◆ **What you are asked to do**:
Give back every line exactly as it appears, pictures excluded.

◆ **Task input**:
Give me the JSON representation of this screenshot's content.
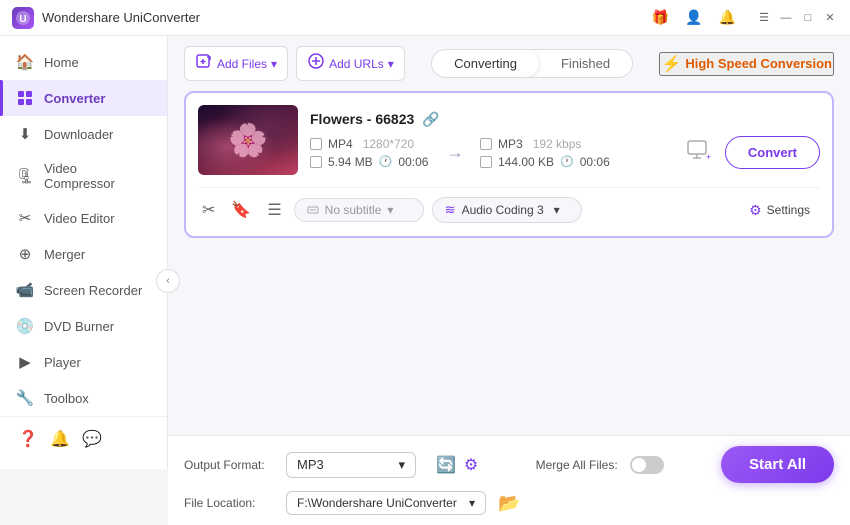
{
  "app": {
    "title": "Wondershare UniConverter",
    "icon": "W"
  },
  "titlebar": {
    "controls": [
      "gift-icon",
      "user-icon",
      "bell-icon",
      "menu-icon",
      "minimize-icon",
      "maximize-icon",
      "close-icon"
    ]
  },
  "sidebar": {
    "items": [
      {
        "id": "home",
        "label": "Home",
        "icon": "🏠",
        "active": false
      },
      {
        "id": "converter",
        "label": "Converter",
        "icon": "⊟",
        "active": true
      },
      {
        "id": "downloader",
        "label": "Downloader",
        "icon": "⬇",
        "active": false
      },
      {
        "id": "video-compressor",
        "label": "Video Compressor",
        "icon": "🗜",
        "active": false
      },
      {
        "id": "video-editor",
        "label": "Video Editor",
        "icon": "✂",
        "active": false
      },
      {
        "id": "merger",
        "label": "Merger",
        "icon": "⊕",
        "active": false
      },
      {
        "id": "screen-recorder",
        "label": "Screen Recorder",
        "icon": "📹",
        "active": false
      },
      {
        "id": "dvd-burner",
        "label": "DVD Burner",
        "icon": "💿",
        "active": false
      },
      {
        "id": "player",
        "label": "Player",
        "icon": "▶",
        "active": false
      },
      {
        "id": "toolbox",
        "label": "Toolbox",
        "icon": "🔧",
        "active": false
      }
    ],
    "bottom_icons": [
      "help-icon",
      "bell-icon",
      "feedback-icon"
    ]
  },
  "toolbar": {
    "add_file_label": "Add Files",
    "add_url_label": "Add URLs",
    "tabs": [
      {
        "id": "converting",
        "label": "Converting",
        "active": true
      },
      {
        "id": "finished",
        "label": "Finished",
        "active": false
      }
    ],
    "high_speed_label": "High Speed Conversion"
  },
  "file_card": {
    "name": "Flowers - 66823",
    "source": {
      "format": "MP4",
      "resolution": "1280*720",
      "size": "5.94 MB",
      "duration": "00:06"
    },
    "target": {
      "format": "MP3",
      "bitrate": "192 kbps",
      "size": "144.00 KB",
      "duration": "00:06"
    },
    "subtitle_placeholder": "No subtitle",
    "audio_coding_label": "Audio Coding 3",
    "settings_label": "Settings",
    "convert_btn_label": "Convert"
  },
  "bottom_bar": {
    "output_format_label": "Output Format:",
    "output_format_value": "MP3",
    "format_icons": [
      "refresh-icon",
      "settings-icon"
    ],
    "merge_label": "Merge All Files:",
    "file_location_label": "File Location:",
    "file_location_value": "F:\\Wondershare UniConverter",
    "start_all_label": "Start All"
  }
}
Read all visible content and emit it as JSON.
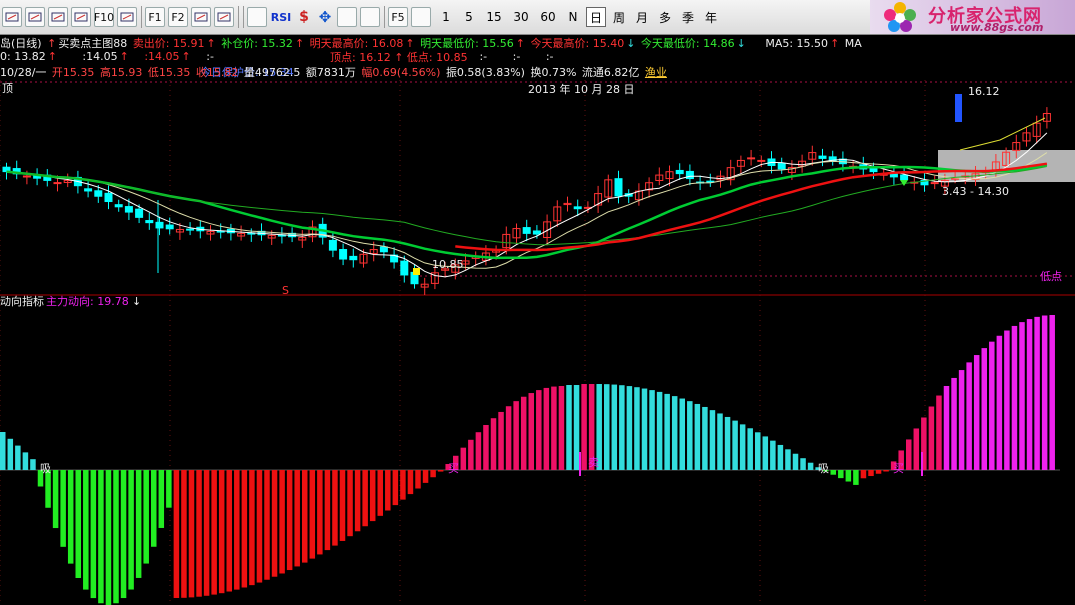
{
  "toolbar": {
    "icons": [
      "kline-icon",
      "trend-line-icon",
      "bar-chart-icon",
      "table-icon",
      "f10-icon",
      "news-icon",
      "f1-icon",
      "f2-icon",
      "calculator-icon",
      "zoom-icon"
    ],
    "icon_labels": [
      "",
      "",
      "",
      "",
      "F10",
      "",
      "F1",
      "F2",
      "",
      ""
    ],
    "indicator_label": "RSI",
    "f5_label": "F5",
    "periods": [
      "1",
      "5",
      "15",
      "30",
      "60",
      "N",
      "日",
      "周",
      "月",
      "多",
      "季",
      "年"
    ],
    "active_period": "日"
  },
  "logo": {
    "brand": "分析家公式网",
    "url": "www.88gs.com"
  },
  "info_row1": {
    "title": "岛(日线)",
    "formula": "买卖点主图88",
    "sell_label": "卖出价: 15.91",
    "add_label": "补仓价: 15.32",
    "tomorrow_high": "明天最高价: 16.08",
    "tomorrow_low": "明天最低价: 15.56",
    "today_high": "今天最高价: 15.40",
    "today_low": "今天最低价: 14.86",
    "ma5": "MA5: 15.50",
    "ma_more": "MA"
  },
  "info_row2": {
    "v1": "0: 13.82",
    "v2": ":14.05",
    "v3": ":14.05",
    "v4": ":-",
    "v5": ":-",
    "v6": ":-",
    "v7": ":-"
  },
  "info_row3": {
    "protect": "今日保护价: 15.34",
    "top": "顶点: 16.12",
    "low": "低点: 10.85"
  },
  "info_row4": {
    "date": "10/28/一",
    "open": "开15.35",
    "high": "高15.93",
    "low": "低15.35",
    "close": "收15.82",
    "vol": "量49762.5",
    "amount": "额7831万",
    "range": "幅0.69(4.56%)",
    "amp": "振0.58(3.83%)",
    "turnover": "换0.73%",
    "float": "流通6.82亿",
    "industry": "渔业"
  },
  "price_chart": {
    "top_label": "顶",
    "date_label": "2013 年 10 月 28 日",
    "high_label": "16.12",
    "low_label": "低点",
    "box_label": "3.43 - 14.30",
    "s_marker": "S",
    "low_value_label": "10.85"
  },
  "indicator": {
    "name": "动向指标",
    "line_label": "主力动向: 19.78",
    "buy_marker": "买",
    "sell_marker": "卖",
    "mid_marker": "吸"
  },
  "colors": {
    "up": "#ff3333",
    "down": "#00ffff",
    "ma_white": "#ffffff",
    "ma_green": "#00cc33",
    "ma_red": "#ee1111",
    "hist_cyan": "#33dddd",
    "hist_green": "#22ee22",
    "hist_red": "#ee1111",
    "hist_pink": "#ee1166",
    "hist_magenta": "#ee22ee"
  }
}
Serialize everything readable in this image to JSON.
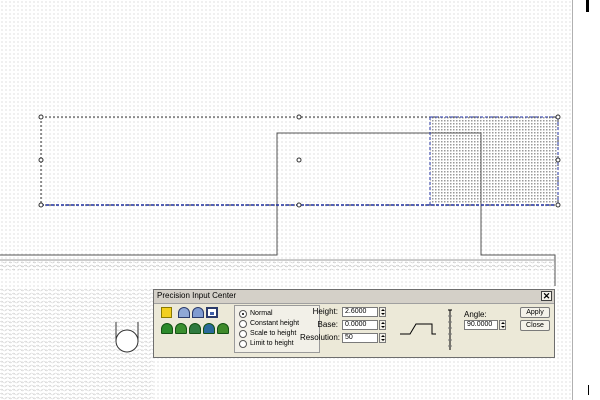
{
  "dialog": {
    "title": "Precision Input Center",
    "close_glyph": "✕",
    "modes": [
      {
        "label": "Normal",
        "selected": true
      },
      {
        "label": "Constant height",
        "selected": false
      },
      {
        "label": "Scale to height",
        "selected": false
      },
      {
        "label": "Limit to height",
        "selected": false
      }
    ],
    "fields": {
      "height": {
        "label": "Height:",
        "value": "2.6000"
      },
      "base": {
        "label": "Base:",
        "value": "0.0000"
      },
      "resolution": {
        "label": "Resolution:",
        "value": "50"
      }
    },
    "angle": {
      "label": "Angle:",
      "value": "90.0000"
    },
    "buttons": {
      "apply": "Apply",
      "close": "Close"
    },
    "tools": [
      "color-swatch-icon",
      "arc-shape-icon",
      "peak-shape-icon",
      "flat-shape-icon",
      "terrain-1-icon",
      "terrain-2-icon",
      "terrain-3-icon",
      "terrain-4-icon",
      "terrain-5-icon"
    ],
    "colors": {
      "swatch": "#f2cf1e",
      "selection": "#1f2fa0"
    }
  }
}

◆ **Expected answer**:
Give me the JSON representation of this screenshot's content.
{
  "app": {
    "title": "Wondershare UniConverter",
    "icon": "W"
  },
  "titlebar": {
    "controls": [
      "gift-icon",
      "user-icon",
      "bell-icon",
      "menu-icon",
      "minimize-icon",
      "maximize-icon",
      "close-icon"
    ]
  },
  "sidebar": {
    "items": [
      {
        "id": "home",
        "label": "Home",
        "icon": "🏠",
        "active": false
      },
      {
        "id": "converter",
        "label": "Converter",
        "icon": "⊟",
        "active": true
      },
      {
        "id": "downloader",
        "label": "Downloader",
        "icon": "⬇",
        "active": false
      },
      {
        "id": "video-compressor",
        "label": "Video Compressor",
        "icon": "🗜",
        "active": false
      },
      {
        "id": "video-editor",
        "label": "Video Editor",
        "icon": "✂",
        "active": false
      },
      {
        "id": "merger",
        "label": "Merger",
        "icon": "⊕",
        "active": false
      },
      {
        "id": "screen-recorder",
        "label": "Screen Recorder",
        "icon": "📹",
        "active": false
      },
      {
        "id": "dvd-burner",
        "label": "DVD Burner",
        "icon": "💿",
        "active": false
      },
      {
        "id": "player",
        "label": "Player",
        "icon": "▶",
        "active": false
      },
      {
        "id": "toolbox",
        "label": "Toolbox",
        "icon": "🔧",
        "active": false
      }
    ],
    "bottom_icons": [
      "help-icon",
      "bell-icon",
      "feedback-icon"
    ]
  },
  "toolbar": {
    "add_file_label": "Add Files",
    "add_url_label": "Add URLs",
    "tabs": [
      {
        "id": "converting",
        "label": "Converting",
        "active": true
      },
      {
        "id": "finished",
        "label": "Finished",
        "active": false
      }
    ],
    "high_speed_label": "High Speed Conversion"
  },
  "file_card": {
    "name": "Flowers - 66823",
    "source": {
      "format": "MP4",
      "resolution": "1280*720",
      "size": "5.94 MB",
      "duration": "00:06"
    },
    "target": {
      "format": "MP3",
      "bitrate": "192 kbps",
      "size": "144.00 KB",
      "duration": "00:06"
    },
    "subtitle_placeholder": "No subtitle",
    "audio_coding_label": "Audio Coding 3",
    "settings_label": "Settings",
    "convert_btn_label": "Convert"
  },
  "bottom_bar": {
    "output_format_label": "Output Format:",
    "output_format_value": "MP3",
    "format_icons": [
      "refresh-icon",
      "settings-icon"
    ],
    "merge_label": "Merge All Files:",
    "file_location_label": "File Location:",
    "file_location_value": "F:\\Wondershare UniConverter",
    "start_all_label": "Start All"
  }
}
Read all visible content and emit it as JSON.
{
  "toolbar": {
    "icons": [
      "kline-icon",
      "trend-line-icon",
      "bar-chart-icon",
      "table-icon",
      "f10-icon",
      "news-icon",
      "f1-icon",
      "f2-icon",
      "calculator-icon",
      "zoom-icon"
    ],
    "icon_labels": [
      "",
      "",
      "",
      "",
      "F10",
      "",
      "F1",
      "F2",
      "",
      ""
    ],
    "indicator_label": "RSI",
    "f5_label": "F5",
    "periods": [
      "1",
      "5",
      "15",
      "30",
      "60",
      "N",
      "日",
      "周",
      "月",
      "多",
      "季",
      "年"
    ],
    "active_period": "日"
  },
  "logo": {
    "brand": "分析家公式网",
    "url": "www.88gs.com"
  },
  "info_row1": {
    "title": "岛(日线)",
    "formula": "买卖点主图88",
    "sell_label": "卖出价: 15.91",
    "add_label": "补仓价: 15.32",
    "tomorrow_high": "明天最高价: 16.08",
    "tomorrow_low": "明天最低价: 15.56",
    "today_high": "今天最高价: 15.40",
    "today_low": "今天最低价: 14.86",
    "ma5": "MA5: 15.50",
    "ma_more": "MA"
  },
  "info_row2": {
    "v1": "0: 13.82",
    "v2": ":14.05",
    "v3": ":14.05",
    "v4": ":-",
    "v5": ":-",
    "v6": ":-",
    "v7": ":-"
  },
  "info_row3": {
    "protect": "今日保护价: 15.34",
    "top": "顶点: 16.12",
    "low": "低点: 10.85"
  },
  "info_row4": {
    "date": "10/28/一",
    "open": "开15.35",
    "high": "高15.93",
    "low": "低15.35",
    "close": "收15.82",
    "vol": "量49762.5",
    "amount": "额7831万",
    "range": "幅0.69(4.56%)",
    "amp": "振0.58(3.83%)",
    "turnover": "换0.73%",
    "float": "流通6.82亿",
    "industry": "渔业"
  },
  "price_chart": {
    "top_label": "顶",
    "date_label": "2013 年 10 月 28 日",
    "high_label": "16.12",
    "low_label": "低点",
    "box_label": "3.43 - 14.30",
    "s_marker": "S",
    "low_value_label": "10.85"
  },
  "indicator": {
    "name": "动向指标",
    "line_label": "主力动向: 19.78",
    "buy_marker": "买",
    "sell_marker": "卖",
    "mid_marker": "吸"
  },
  "colors": {
    "up": "#ff3333",
    "down": "#00ffff",
    "ma_white": "#ffffff",
    "ma_green": "#00cc33",
    "ma_red": "#ee1111",
    "hist_cyan": "#33dddd",
    "hist_green": "#22ee22",
    "hist_red": "#ee1111",
    "hist_pink": "#ee1166",
    "hist_magenta": "#ee22ee"
  }
}
Serialize everything readable in this image to JSON.
{
  "dialog": {
    "title": "Precision Input Center",
    "close_glyph": "✕",
    "modes": [
      {
        "label": "Normal",
        "selected": true
      },
      {
        "label": "Constant height",
        "selected": false
      },
      {
        "label": "Scale to height",
        "selected": false
      },
      {
        "label": "Limit to height",
        "selected": false
      }
    ],
    "fields": {
      "height": {
        "label": "Height:",
        "value": "2.6000"
      },
      "base": {
        "label": "Base:",
        "value": "0.0000"
      },
      "resolution": {
        "label": "Resolution:",
        "value": "50"
      }
    },
    "angle": {
      "label": "Angle:",
      "value": "90.0000"
    },
    "buttons": {
      "apply": "Apply",
      "close": "Close"
    },
    "tools": [
      "color-swatch-icon",
      "arc-shape-icon",
      "peak-shape-icon",
      "flat-shape-icon",
      "terrain-1-icon",
      "terrain-2-icon",
      "terrain-3-icon",
      "terrain-4-icon",
      "terrain-5-icon"
    ],
    "colors": {
      "swatch": "#f2cf1e",
      "selection": "#1f2fa0"
    }
  }
}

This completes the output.